AIM> Copy the entries below exactly. Images do not belong in the copy.

────────

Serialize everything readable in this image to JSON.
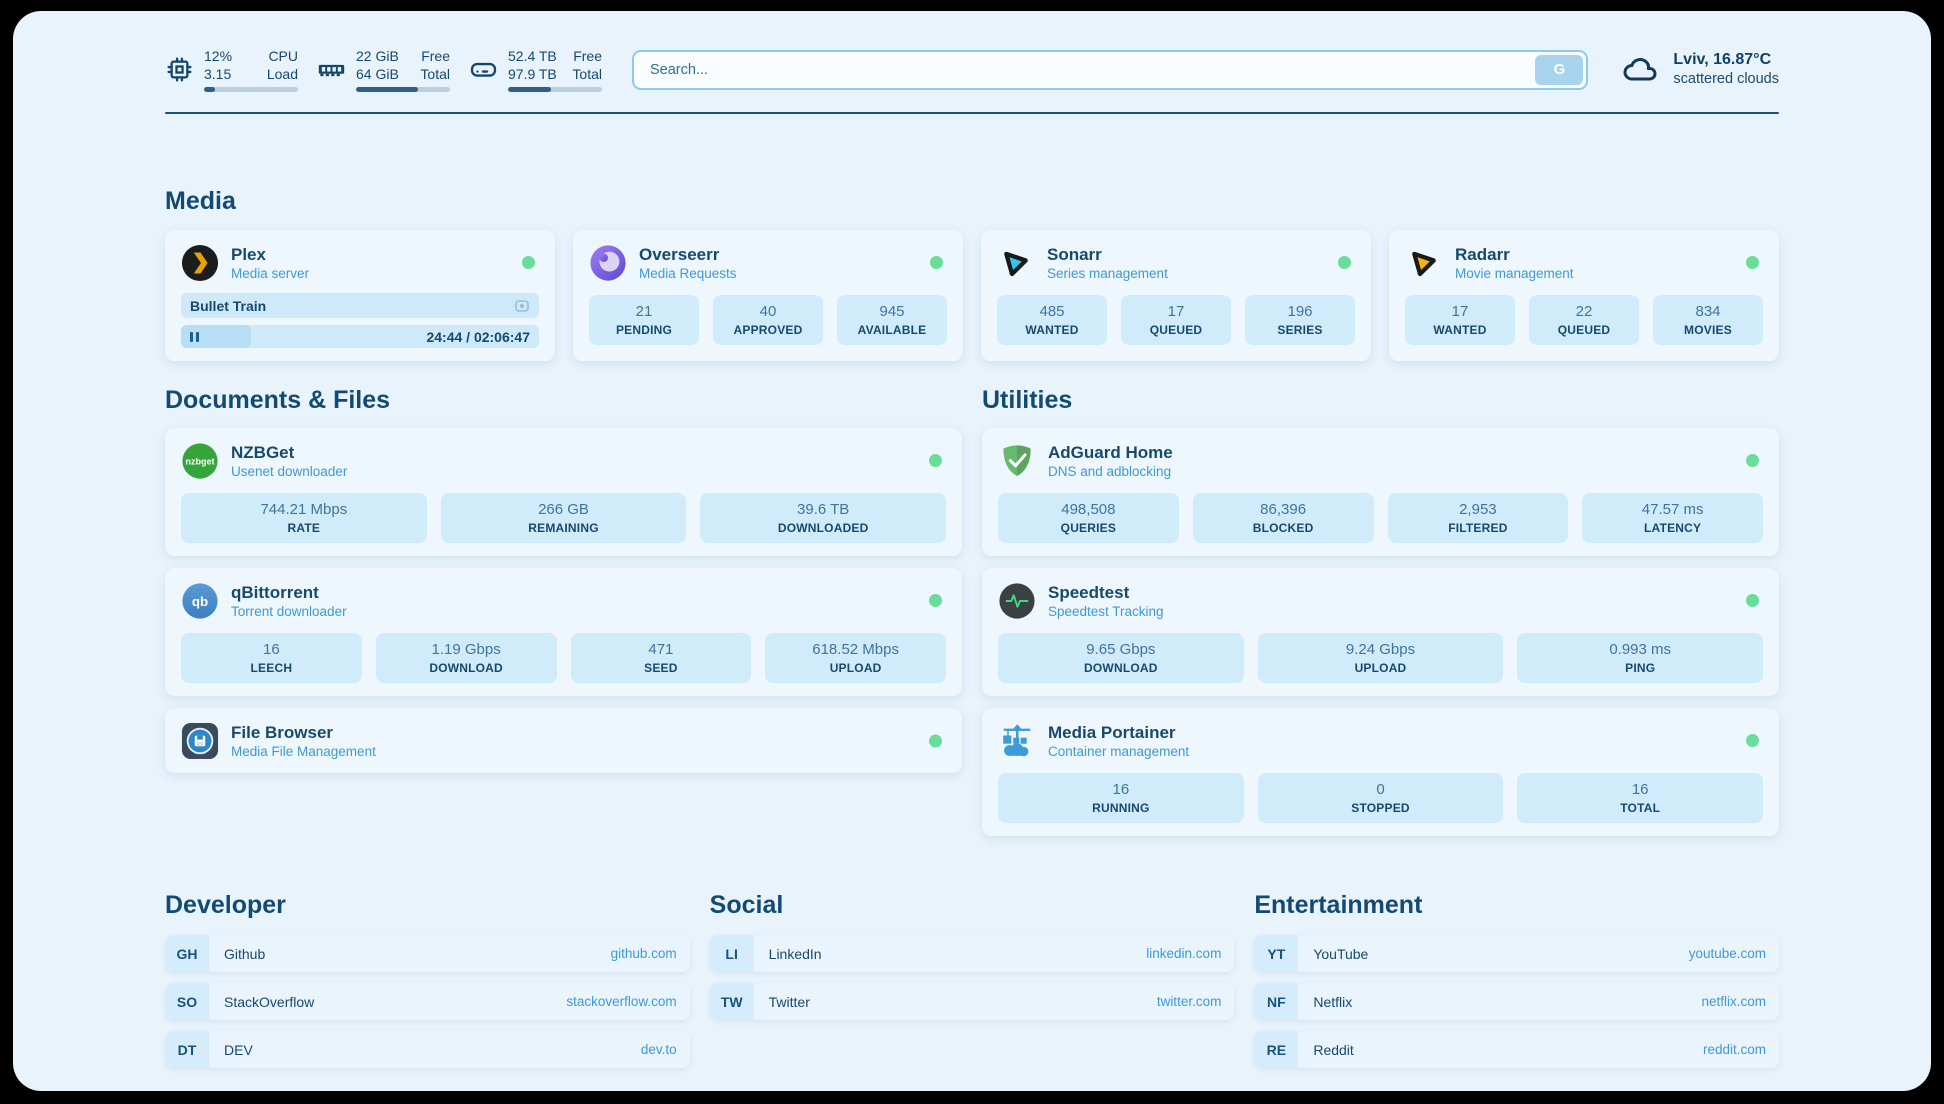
{
  "system_stats": {
    "cpu": {
      "primary": "12%",
      "secondary": "3.15",
      "primary_label": "CPU",
      "secondary_label": "Load",
      "progress_pct": 12
    },
    "memory": {
      "primary": "22 GiB",
      "secondary": "64 GiB",
      "primary_label": "Free",
      "secondary_label": "Total",
      "progress_pct": 66
    },
    "disk": {
      "primary": "52.4 TB",
      "secondary": "97.9 TB",
      "primary_label": "Free",
      "secondary_label": "Total",
      "progress_pct": 46
    }
  },
  "search": {
    "placeholder": "Search...",
    "button_label": "G"
  },
  "weather": {
    "location": "Lviv, 16.87°C",
    "condition": "scattered clouds"
  },
  "sections": {
    "media": {
      "title": "Media",
      "plex": {
        "name": "Plex",
        "description": "Media server",
        "now_playing": "Bullet Train",
        "time": "24:44 / 02:06:47",
        "progress_pct": 19.5,
        "status": "online"
      },
      "overseerr": {
        "name": "Overseerr",
        "description": "Media Requests",
        "status": "online",
        "stats": [
          {
            "value": "21",
            "label": "PENDING"
          },
          {
            "value": "40",
            "label": "APPROVED"
          },
          {
            "value": "945",
            "label": "AVAILABLE"
          }
        ]
      },
      "sonarr": {
        "name": "Sonarr",
        "description": "Series management",
        "status": "online",
        "stats": [
          {
            "value": "485",
            "label": "WANTED"
          },
          {
            "value": "17",
            "label": "QUEUED"
          },
          {
            "value": "196",
            "label": "SERIES"
          }
        ]
      },
      "radarr": {
        "name": "Radarr",
        "description": "Movie management",
        "status": "online",
        "stats": [
          {
            "value": "17",
            "label": "WANTED"
          },
          {
            "value": "22",
            "label": "QUEUED"
          },
          {
            "value": "834",
            "label": "MOVIES"
          }
        ]
      }
    },
    "documents": {
      "title": "Documents & Files",
      "nzbget": {
        "name": "NZBGet",
        "description": "Usenet downloader",
        "status": "online",
        "stats": [
          {
            "value": "744.21 Mbps",
            "label": "RATE"
          },
          {
            "value": "266 GB",
            "label": "REMAINING"
          },
          {
            "value": "39.6 TB",
            "label": "DOWNLOADED"
          }
        ]
      },
      "qbittorrent": {
        "name": "qBittorrent",
        "description": "Torrent downloader",
        "status": "online",
        "stats": [
          {
            "value": "16",
            "label": "LEECH"
          },
          {
            "value": "1.19 Gbps",
            "label": "DOWNLOAD"
          },
          {
            "value": "471",
            "label": "SEED"
          },
          {
            "value": "618.52 Mbps",
            "label": "UPLOAD"
          }
        ]
      },
      "filebrowser": {
        "name": "File Browser",
        "description": "Media File Management",
        "status": "online"
      }
    },
    "utilities": {
      "title": "Utilities",
      "adguard": {
        "name": "AdGuard Home",
        "description": "DNS and adblocking",
        "status": "online",
        "stats": [
          {
            "value": "498,508",
            "label": "QUERIES"
          },
          {
            "value": "86,396",
            "label": "BLOCKED"
          },
          {
            "value": "2,953",
            "label": "FILTERED"
          },
          {
            "value": "47.57 ms",
            "label": "LATENCY"
          }
        ]
      },
      "speedtest": {
        "name": "Speedtest",
        "description": "Speedtest Tracking",
        "status": "online",
        "stats": [
          {
            "value": "9.65 Gbps",
            "label": "DOWNLOAD"
          },
          {
            "value": "9.24 Gbps",
            "label": "UPLOAD"
          },
          {
            "value": "0.993 ms",
            "label": "PING"
          }
        ]
      },
      "portainer": {
        "name": "Media Portainer",
        "description": "Container management",
        "status": "online",
        "stats": [
          {
            "value": "16",
            "label": "RUNNING"
          },
          {
            "value": "0",
            "label": "STOPPED"
          },
          {
            "value": "16",
            "label": "TOTAL"
          }
        ]
      }
    }
  },
  "bookmarks": [
    {
      "title": "Developer",
      "items": [
        {
          "abbr": "GH",
          "name": "Github",
          "url": "github.com"
        },
        {
          "abbr": "SO",
          "name": "StackOverflow",
          "url": "stackoverflow.com"
        },
        {
          "abbr": "DT",
          "name": "DEV",
          "url": "dev.to"
        }
      ]
    },
    {
      "title": "Social",
      "items": [
        {
          "abbr": "LI",
          "name": "LinkedIn",
          "url": "linkedin.com"
        },
        {
          "abbr": "TW",
          "name": "Twitter",
          "url": "twitter.com"
        }
      ]
    },
    {
      "title": "Entertainment",
      "items": [
        {
          "abbr": "YT",
          "name": "YouTube",
          "url": "youtube.com"
        },
        {
          "abbr": "NF",
          "name": "Netflix",
          "url": "netflix.com"
        },
        {
          "abbr": "RE",
          "name": "Reddit",
          "url": "reddit.com"
        }
      ]
    }
  ],
  "colors": {
    "status_online": "#69dd9a",
    "accent_blue": "#3f99d6",
    "navy_text": "#17496f",
    "progress_fill": "#2d6288"
  }
}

────────

RESULT OF THIS TASK>
Serialize everything readable in this image to JSON.
{
  "system_stats": {
    "cpu": {
      "primary": "12%",
      "secondary": "3.15",
      "primary_label": "CPU",
      "secondary_label": "Load",
      "progress_pct": 12
    },
    "memory": {
      "primary": "22 GiB",
      "secondary": "64 GiB",
      "primary_label": "Free",
      "secondary_label": "Total",
      "progress_pct": 66
    },
    "disk": {
      "primary": "52.4 TB",
      "secondary": "97.9 TB",
      "primary_label": "Free",
      "secondary_label": "Total",
      "progress_pct": 46
    }
  },
  "search": {
    "placeholder": "Search...",
    "button_label": "G"
  },
  "weather": {
    "location": "Lviv, 16.87°C",
    "condition": "scattered clouds"
  },
  "sections": {
    "media": {
      "title": "Media",
      "plex": {
        "name": "Plex",
        "description": "Media server",
        "now_playing": "Bullet Train",
        "time": "24:44 / 02:06:47",
        "progress_pct": 19.5,
        "status": "online"
      },
      "overseerr": {
        "name": "Overseerr",
        "description": "Media Requests",
        "status": "online",
        "stats": [
          {
            "value": "21",
            "label": "PENDING"
          },
          {
            "value": "40",
            "label": "APPROVED"
          },
          {
            "value": "945",
            "label": "AVAILABLE"
          }
        ]
      },
      "sonarr": {
        "name": "Sonarr",
        "description": "Series management",
        "status": "online",
        "stats": [
          {
            "value": "485",
            "label": "WANTED"
          },
          {
            "value": "17",
            "label": "QUEUED"
          },
          {
            "value": "196",
            "label": "SERIES"
          }
        ]
      },
      "radarr": {
        "name": "Radarr",
        "description": "Movie management",
        "status": "online",
        "stats": [
          {
            "value": "17",
            "label": "WANTED"
          },
          {
            "value": "22",
            "label": "QUEUED"
          },
          {
            "value": "834",
            "label": "MOVIES"
          }
        ]
      }
    },
    "documents": {
      "title": "Documents & Files",
      "nzbget": {
        "name": "NZBGet",
        "description": "Usenet downloader",
        "status": "online",
        "stats": [
          {
            "value": "744.21 Mbps",
            "label": "RATE"
          },
          {
            "value": "266 GB",
            "label": "REMAINING"
          },
          {
            "value": "39.6 TB",
            "label": "DOWNLOADED"
          }
        ]
      },
      "qbittorrent": {
        "name": "qBittorrent",
        "description": "Torrent downloader",
        "status": "online",
        "stats": [
          {
            "value": "16",
            "label": "LEECH"
          },
          {
            "value": "1.19 Gbps",
            "label": "DOWNLOAD"
          },
          {
            "value": "471",
            "label": "SEED"
          },
          {
            "value": "618.52 Mbps",
            "label": "UPLOAD"
          }
        ]
      },
      "filebrowser": {
        "name": "File Browser",
        "description": "Media File Management",
        "status": "online"
      }
    },
    "utilities": {
      "title": "Utilities",
      "adguard": {
        "name": "AdGuard Home",
        "description": "DNS and adblocking",
        "status": "online",
        "stats": [
          {
            "value": "498,508",
            "label": "QUERIES"
          },
          {
            "value": "86,396",
            "label": "BLOCKED"
          },
          {
            "value": "2,953",
            "label": "FILTERED"
          },
          {
            "value": "47.57 ms",
            "label": "LATENCY"
          }
        ]
      },
      "speedtest": {
        "name": "Speedtest",
        "description": "Speedtest Tracking",
        "status": "online",
        "stats": [
          {
            "value": "9.65 Gbps",
            "label": "DOWNLOAD"
          },
          {
            "value": "9.24 Gbps",
            "label": "UPLOAD"
          },
          {
            "value": "0.993 ms",
            "label": "PING"
          }
        ]
      },
      "portainer": {
        "name": "Media Portainer",
        "description": "Container management",
        "status": "online",
        "stats": [
          {
            "value": "16",
            "label": "RUNNING"
          },
          {
            "value": "0",
            "label": "STOPPED"
          },
          {
            "value": "16",
            "label": "TOTAL"
          }
        ]
      }
    }
  },
  "bookmarks": [
    {
      "title": "Developer",
      "items": [
        {
          "abbr": "GH",
          "name": "Github",
          "url": "github.com"
        },
        {
          "abbr": "SO",
          "name": "StackOverflow",
          "url": "stackoverflow.com"
        },
        {
          "abbr": "DT",
          "name": "DEV",
          "url": "dev.to"
        }
      ]
    },
    {
      "title": "Social",
      "items": [
        {
          "abbr": "LI",
          "name": "LinkedIn",
          "url": "linkedin.com"
        },
        {
          "abbr": "TW",
          "name": "Twitter",
          "url": "twitter.com"
        }
      ]
    },
    {
      "title": "Entertainment",
      "items": [
        {
          "abbr": "YT",
          "name": "YouTube",
          "url": "youtube.com"
        },
        {
          "abbr": "NF",
          "name": "Netflix",
          "url": "netflix.com"
        },
        {
          "abbr": "RE",
          "name": "Reddit",
          "url": "reddit.com"
        }
      ]
    }
  ],
  "colors": {
    "status_online": "#69dd9a",
    "accent_blue": "#3f99d6",
    "navy_text": "#17496f",
    "progress_fill": "#2d6288"
  }
}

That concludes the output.